[Start]
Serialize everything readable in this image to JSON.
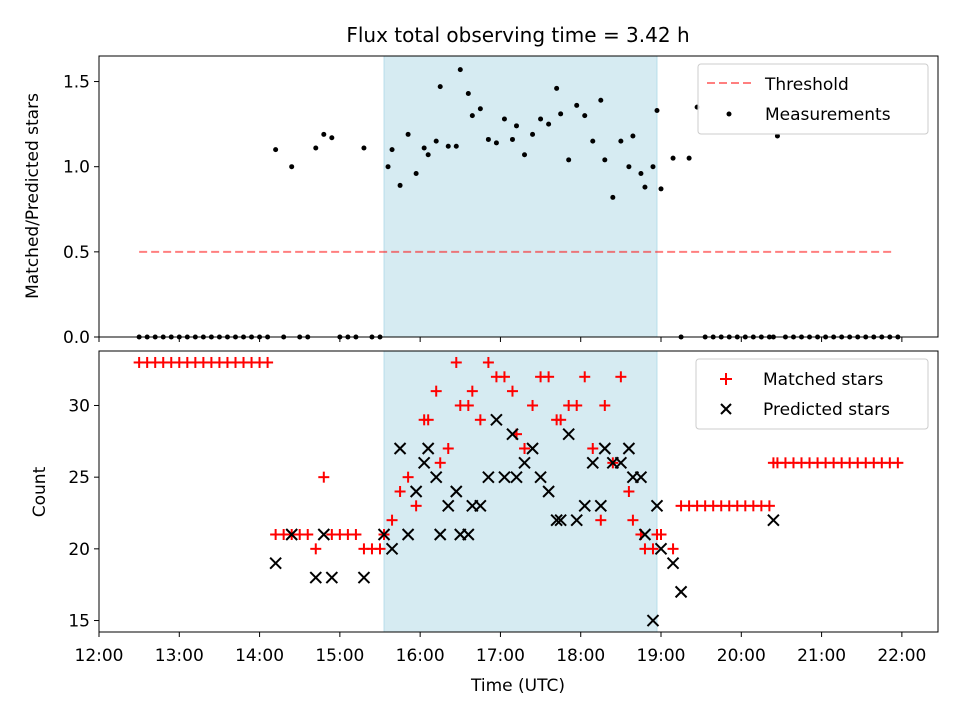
{
  "title": "Flux total observing time = 3.42 h",
  "colors": {
    "highlight": "#add8e6",
    "threshold": "#ff0000",
    "measurement": "#000000",
    "matched": "#ff0000",
    "predicted": "#000000"
  },
  "chart_data": [
    {
      "type": "scatter",
      "panel": "top",
      "ylabel": "Matched/Predicted stars",
      "xlabel": "",
      "xlim": [
        12.0,
        22.45
      ],
      "ylim": [
        0,
        1.65
      ],
      "yticks": [
        0.0,
        0.5,
        1.0,
        1.5
      ],
      "ytick_labels": [
        "0.0",
        "0.5",
        "1.0",
        "1.5"
      ],
      "highlight_span": [
        15.55,
        18.95
      ],
      "legend": {
        "position": "top-right",
        "entries": [
          "Threshold",
          "Measurements"
        ]
      },
      "threshold": {
        "name": "Threshold",
        "y": 0.5,
        "x": [
          12.5,
          21.9
        ]
      },
      "measurements": {
        "name": "Measurements",
        "x": [
          12.5,
          12.6,
          12.7,
          12.8,
          12.9,
          13.0,
          13.1,
          13.2,
          13.3,
          13.4,
          13.5,
          13.6,
          13.7,
          13.8,
          13.9,
          14.0,
          14.1,
          14.2,
          14.3,
          14.4,
          14.5,
          14.6,
          14.7,
          14.8,
          14.9,
          15.0,
          15.1,
          15.2,
          15.3,
          15.4,
          15.5,
          15.6,
          15.65,
          15.75,
          15.85,
          15.95,
          16.05,
          16.1,
          16.2,
          16.25,
          16.35,
          16.45,
          16.5,
          16.6,
          16.65,
          16.75,
          16.85,
          16.95,
          17.05,
          17.15,
          17.2,
          17.3,
          17.4,
          17.5,
          17.6,
          17.7,
          17.75,
          17.85,
          17.95,
          18.05,
          18.15,
          18.25,
          18.3,
          18.4,
          18.5,
          18.6,
          18.65,
          18.75,
          18.8,
          18.9,
          18.95,
          19.0,
          19.15,
          19.25,
          19.35,
          19.45,
          19.55,
          19.65,
          19.75,
          19.85,
          19.95,
          20.05,
          20.15,
          20.25,
          20.35,
          20.4,
          20.45,
          20.55,
          20.65,
          20.75,
          20.85,
          20.95,
          21.05,
          21.15,
          21.25,
          21.35,
          21.45,
          21.55,
          21.65,
          21.75,
          21.85,
          21.95
        ],
        "y": [
          0,
          0,
          0,
          0,
          0,
          0,
          0,
          0,
          0,
          0,
          0,
          0,
          0,
          0,
          0,
          0,
          0,
          1.1,
          0,
          1.0,
          0,
          0,
          1.11,
          1.19,
          1.17,
          0,
          0,
          0,
          1.11,
          0,
          0,
          1.0,
          1.1,
          0.89,
          1.19,
          0.96,
          1.11,
          1.07,
          1.15,
          1.47,
          1.12,
          1.12,
          1.57,
          1.43,
          1.3,
          1.34,
          1.16,
          1.14,
          1.28,
          1.16,
          1.24,
          1.07,
          1.19,
          1.28,
          1.25,
          1.46,
          1.31,
          1.04,
          1.36,
          1.3,
          1.15,
          1.39,
          1.04,
          0.82,
          1.15,
          1.0,
          1.18,
          0.96,
          0.88,
          1.0,
          1.33,
          0.87,
          1.05,
          0,
          1.05,
          1.35,
          0,
          0,
          0,
          0,
          0,
          0,
          0,
          0,
          0,
          0,
          1.18,
          0,
          0,
          0,
          0,
          0,
          0,
          0,
          0,
          0,
          0,
          0,
          0,
          0,
          0,
          0
        ]
      }
    },
    {
      "type": "scatter",
      "panel": "bottom",
      "ylabel": "Count",
      "xlabel": "Time (UTC)",
      "xlim": [
        12.0,
        22.45
      ],
      "ylim": [
        14.2,
        33.8
      ],
      "yticks": [
        15,
        20,
        25,
        30
      ],
      "ytick_labels": [
        "15",
        "20",
        "25",
        "30"
      ],
      "xticks": [
        12,
        13,
        14,
        15,
        16,
        17,
        18,
        19,
        20,
        21,
        22
      ],
      "xtick_labels": [
        "12:00",
        "13:00",
        "14:00",
        "15:00",
        "16:00",
        "17:00",
        "18:00",
        "19:00",
        "20:00",
        "21:00",
        "22:00"
      ],
      "highlight_span": [
        15.55,
        18.95
      ],
      "legend": {
        "position": "top-right",
        "entries": [
          "Matched stars",
          "Predicted stars"
        ]
      },
      "series": [
        {
          "name": "Matched stars",
          "marker": "plus",
          "x": [
            12.5,
            12.6,
            12.7,
            12.8,
            12.9,
            13.0,
            13.1,
            13.2,
            13.3,
            13.4,
            13.5,
            13.6,
            13.7,
            13.8,
            13.9,
            14.0,
            14.1,
            14.2,
            14.3,
            14.4,
            14.5,
            14.6,
            14.7,
            14.8,
            14.9,
            15.0,
            15.1,
            15.2,
            15.3,
            15.4,
            15.5,
            15.55,
            15.65,
            15.75,
            15.85,
            15.95,
            16.05,
            16.1,
            16.2,
            16.25,
            16.35,
            16.45,
            16.5,
            16.6,
            16.65,
            16.75,
            16.85,
            16.95,
            17.05,
            17.15,
            17.2,
            17.3,
            17.4,
            17.5,
            17.6,
            17.7,
            17.75,
            17.85,
            17.95,
            18.05,
            18.15,
            18.25,
            18.3,
            18.4,
            18.5,
            18.6,
            18.65,
            18.75,
            18.8,
            18.9,
            18.95,
            19.0,
            19.15,
            19.25,
            19.35,
            19.45,
            19.55,
            19.65,
            19.75,
            19.85,
            19.95,
            20.05,
            20.15,
            20.25,
            20.35,
            20.4,
            20.45,
            20.55,
            20.65,
            20.75,
            20.85,
            20.95,
            21.05,
            21.15,
            21.25,
            21.35,
            21.45,
            21.55,
            21.65,
            21.75,
            21.85,
            21.95
          ],
          "y": [
            33,
            33,
            33,
            33,
            33,
            33,
            33,
            33,
            33,
            33,
            33,
            33,
            33,
            33,
            33,
            33,
            33,
            21,
            21,
            21,
            21,
            21,
            20,
            25,
            21,
            21,
            21,
            21,
            20,
            20,
            20,
            21,
            22,
            24,
            25,
            23,
            29,
            29,
            31,
            26,
            27,
            33,
            30,
            30,
            31,
            29,
            33,
            32,
            32,
            31,
            28,
            27,
            30,
            32,
            32,
            29,
            29,
            30,
            30,
            32,
            27,
            22,
            30,
            26,
            32,
            24,
            22,
            21,
            20,
            20,
            21,
            21,
            20,
            23,
            23,
            23,
            23,
            23,
            23,
            23,
            23,
            23,
            23,
            23,
            23,
            26,
            26,
            26,
            26,
            26,
            26,
            26,
            26,
            26,
            26,
            26,
            26,
            26,
            26,
            26,
            26,
            26
          ]
        },
        {
          "name": "Predicted stars",
          "marker": "x",
          "x": [
            14.2,
            14.4,
            14.7,
            14.8,
            14.9,
            15.3,
            15.55,
            15.65,
            15.75,
            15.85,
            15.95,
            16.05,
            16.1,
            16.2,
            16.25,
            16.35,
            16.45,
            16.5,
            16.6,
            16.65,
            16.75,
            16.85,
            16.95,
            17.05,
            17.15,
            17.2,
            17.3,
            17.4,
            17.5,
            17.6,
            17.7,
            17.75,
            17.85,
            17.95,
            18.05,
            18.15,
            18.25,
            18.3,
            18.4,
            18.5,
            18.6,
            18.65,
            18.75,
            18.8,
            18.9,
            18.95,
            19.0,
            19.15,
            19.25,
            20.4
          ],
          "y": [
            19,
            21,
            18,
            21,
            18,
            18,
            21,
            20,
            27,
            21,
            24,
            26,
            27,
            25,
            21,
            23,
            24,
            21,
            21,
            23,
            23,
            25,
            29,
            25,
            28,
            25,
            26,
            27,
            25,
            24,
            22,
            22,
            28,
            22,
            23,
            26,
            23,
            27,
            26,
            26,
            27,
            25,
            25,
            21,
            15,
            23,
            20,
            19,
            17,
            22
          ]
        }
      ]
    }
  ]
}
[End]
WHAT THE TASK REQUIRES: Return every line in the listing that contains the word "name".

RESULT OF THE TASK:
        "name": "Threshold",
        "name": "Measurements",
          "name": "Matched stars",
          "name": "Predicted stars",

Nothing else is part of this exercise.